GIVEN DATA section start

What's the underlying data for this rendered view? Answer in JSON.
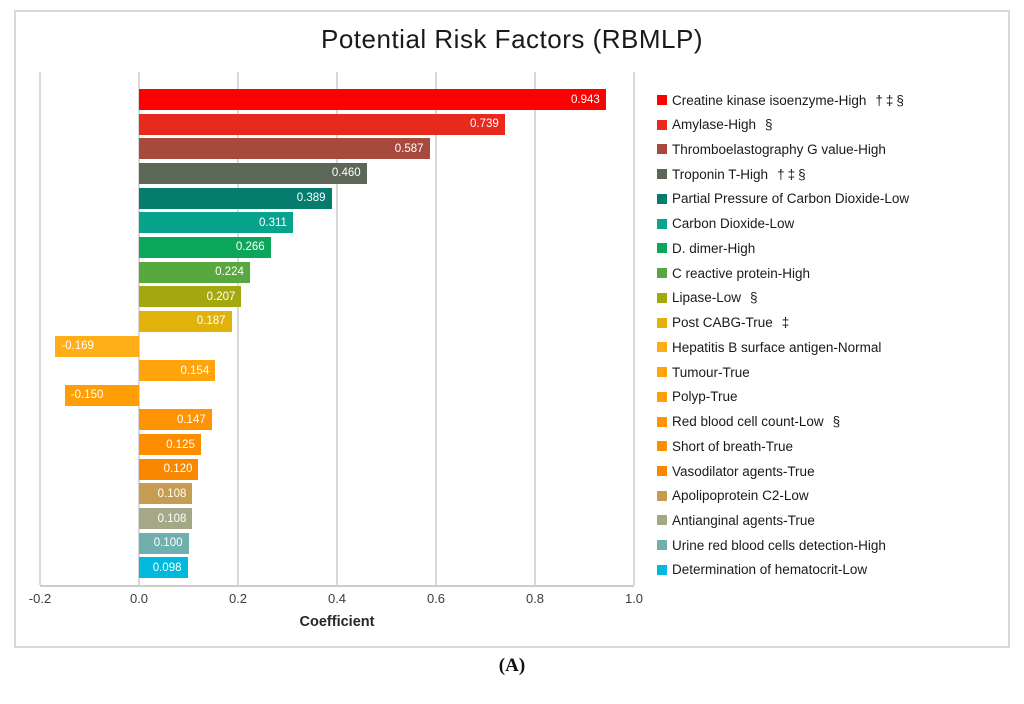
{
  "figure": {
    "title": "Potential Risk Factors (RBMLP)",
    "caption": "(A)"
  },
  "chart_data": {
    "type": "bar",
    "orientation": "horizontal",
    "title": "Potential Risk Factors (RBMLP)",
    "xlabel": "Coefficient",
    "xlim": [
      -0.2,
      1.0
    ],
    "xticks": [
      -0.2,
      0.0,
      0.2,
      0.4,
      0.6,
      0.8,
      1.0
    ],
    "xtick_labels": [
      "-0.2",
      "0.0",
      "0.2",
      "0.4",
      "0.6",
      "0.8",
      "1.0"
    ],
    "grid": true,
    "legend_position": "right",
    "value_labels_shown": true,
    "bars": [
      {
        "label": "Creatine kinase isoenzyme-High",
        "marks": "†‡§",
        "value": 0.943,
        "value_label": "0.943",
        "color": "#FF0000"
      },
      {
        "label": "Amylase-High",
        "marks": "§",
        "value": 0.739,
        "value_label": "0.739",
        "color": "#E8291E"
      },
      {
        "label": "Thromboelastography G value-High",
        "marks": "",
        "value": 0.587,
        "value_label": "0.587",
        "color": "#A8493E"
      },
      {
        "label": "Troponin T-High",
        "marks": "†‡§",
        "value": 0.46,
        "value_label": "0.460",
        "color": "#5D6757"
      },
      {
        "label": "Partial Pressure of Carbon Dioxide-Low",
        "marks": "",
        "value": 0.389,
        "value_label": "0.389",
        "color": "#047D6F"
      },
      {
        "label": "Carbon Dioxide-Low",
        "marks": "",
        "value": 0.311,
        "value_label": "0.311",
        "color": "#07A38D"
      },
      {
        "label": "D. dimer-High",
        "marks": "",
        "value": 0.266,
        "value_label": "0.266",
        "color": "#0BA65A"
      },
      {
        "label": "C reactive protein-High",
        "marks": "",
        "value": 0.224,
        "value_label": "0.224",
        "color": "#57A93F"
      },
      {
        "label": "Lipase-Low",
        "marks": "§",
        "value": 0.207,
        "value_label": "0.207",
        "color": "#A4A80F"
      },
      {
        "label": "Post CABG-True",
        "marks": "‡",
        "value": 0.187,
        "value_label": "0.187",
        "color": "#E0B20B"
      },
      {
        "label": "Hepatitis B surface antigen-Normal",
        "marks": "",
        "value": -0.169,
        "value_label": "-0.169",
        "color": "#FFAE17"
      },
      {
        "label": "Tumour-True",
        "marks": "",
        "value": 0.154,
        "value_label": "0.154",
        "color": "#FFA40C"
      },
      {
        "label": "Polyp-True",
        "marks": "",
        "value": -0.15,
        "value_label": "-0.150",
        "color": "#FF9E06"
      },
      {
        "label": "Red blood cell count-Low",
        "marks": "§",
        "value": 0.147,
        "value_label": "0.147",
        "color": "#FF9303"
      },
      {
        "label": "Short of breath-True",
        "marks": "",
        "value": 0.125,
        "value_label": "0.125",
        "color": "#FF8D00"
      },
      {
        "label": "Vasodilator agents-True",
        "marks": "",
        "value": 0.12,
        "value_label": "0.120",
        "color": "#F98800"
      },
      {
        "label": "Apolipoprotein C2-Low",
        "marks": "",
        "value": 0.108,
        "value_label": "0.108",
        "color": "#C69C52"
      },
      {
        "label": "Antianginal agents-True",
        "marks": "",
        "value": 0.108,
        "value_label": "0.108",
        "color": "#A4A887"
      },
      {
        "label": "Urine red blood cells detection-High",
        "marks": "",
        "value": 0.1,
        "value_label": "0.100",
        "color": "#6FAFAD"
      },
      {
        "label": "Determination of hematocrit-Low",
        "marks": "",
        "value": 0.098,
        "value_label": "0.098",
        "color": "#00B9DC"
      }
    ],
    "colors": {
      "grid": "#D9D9D9",
      "figure_border": "#D9D9D9",
      "axis_line": "#CCCCCC",
      "value_label_text": "#FFFFFF"
    }
  }
}
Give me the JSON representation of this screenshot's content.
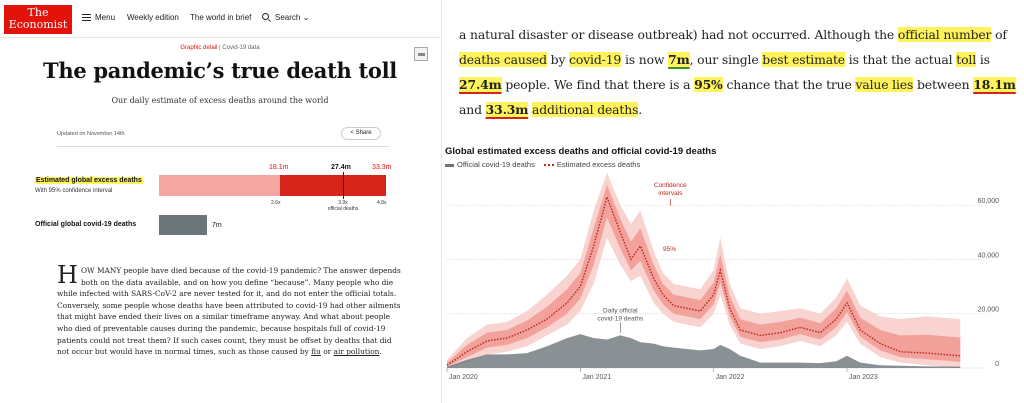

GIVEN DATA section end

_WHAT TO WORK ON_
The output should consist of every entry above, printed exactly, with the images removed.

_RESULT_
What's the underlying data for this rendered view? Answer in JSON.
{
  "figure": {
    "title": "Potential Risk Factors (RBMLP)",
    "caption": "(A)"
  },
  "chart_data": {
    "type": "bar",
    "orientation": "horizontal",
    "title": "Potential Risk Factors (RBMLP)",
    "xlabel": "Coefficient",
    "xlim": [
      -0.2,
      1.0
    ],
    "xticks": [
      -0.2,
      0.0,
      0.2,
      0.4,
      0.6,
      0.8,
      1.0
    ],
    "xtick_labels": [
      "-0.2",
      "0.0",
      "0.2",
      "0.4",
      "0.6",
      "0.8",
      "1.0"
    ],
    "grid": true,
    "legend_position": "right",
    "value_labels_shown": true,
    "bars": [
      {
        "label": "Creatine kinase isoenzyme-High",
        "marks": "†‡§",
        "value": 0.943,
        "value_label": "0.943",
        "color": "#FF0000"
      },
      {
        "label": "Amylase-High",
        "marks": "§",
        "value": 0.739,
        "value_label": "0.739",
        "color": "#E8291E"
      },
      {
        "label": "Thromboelastography G value-High",
        "marks": "",
        "value": 0.587,
        "value_label": "0.587",
        "color": "#A8493E"
      },
      {
        "label": "Troponin T-High",
        "marks": "†‡§",
        "value": 0.46,
        "value_label": "0.460",
        "color": "#5D6757"
      },
      {
        "label": "Partial Pressure of Carbon Dioxide-Low",
        "marks": "",
        "value": 0.389,
        "value_label": "0.389",
        "color": "#047D6F"
      },
      {
        "label": "Carbon Dioxide-Low",
        "marks": "",
        "value": 0.311,
        "value_label": "0.311",
        "color": "#07A38D"
      },
      {
        "label": "D. dimer-High",
        "marks": "",
        "value": 0.266,
        "value_label": "0.266",
        "color": "#0BA65A"
      },
      {
        "label": "C reactive protein-High",
        "marks": "",
        "value": 0.224,
        "value_label": "0.224",
        "color": "#57A93F"
      },
      {
        "label": "Lipase-Low",
        "marks": "§",
        "value": 0.207,
        "value_label": "0.207",
        "color": "#A4A80F"
      },
      {
        "label": "Post CABG-True",
        "marks": "‡",
        "value": 0.187,
        "value_label": "0.187",
        "color": "#E0B20B"
      },
      {
        "label": "Hepatitis B surface antigen-Normal",
        "marks": "",
        "value": -0.169,
        "value_label": "-0.169",
        "color": "#FFAE17"
      },
      {
        "label": "Tumour-True",
        "marks": "",
        "value": 0.154,
        "value_label": "0.154",
        "color": "#FFA40C"
      },
      {
        "label": "Polyp-True",
        "marks": "",
        "value": -0.15,
        "value_label": "-0.150",
        "color": "#FF9E06"
      },
      {
        "label": "Red blood cell count-Low",
        "marks": "§",
        "value": 0.147,
        "value_label": "0.147",
        "color": "#FF9303"
      },
      {
        "label": "Short of breath-True",
        "marks": "",
        "value": 0.125,
        "value_label": "0.125",
        "color": "#FF8D00"
      },
      {
        "label": "Vasodilator agents-True",
        "marks": "",
        "value": 0.12,
        "value_label": "0.120",
        "color": "#F98800"
      },
      {
        "label": "Apolipoprotein C2-Low",
        "marks": "",
        "value": 0.108,
        "value_label": "0.108",
        "color": "#C69C52"
      },
      {
        "label": "Antianginal agents-True",
        "marks": "",
        "value": 0.108,
        "value_label": "0.108",
        "color": "#A4A887"
      },
      {
        "label": "Urine red blood cells detection-High",
        "marks": "",
        "value": 0.1,
        "value_label": "0.100",
        "color": "#6FAFAD"
      },
      {
        "label": "Determination of hematocrit-Low",
        "marks": "",
        "value": 0.098,
        "value_label": "0.098",
        "color": "#00B9DC"
      }
    ],
    "colors": {
      "grid": "#D9D9D9",
      "figure_border": "#D9D9D9",
      "axis_line": "#CCCCCC",
      "value_label_text": "#FFFFFF"
    }
  }
}
Give me the JSON representation of this screenshot's content.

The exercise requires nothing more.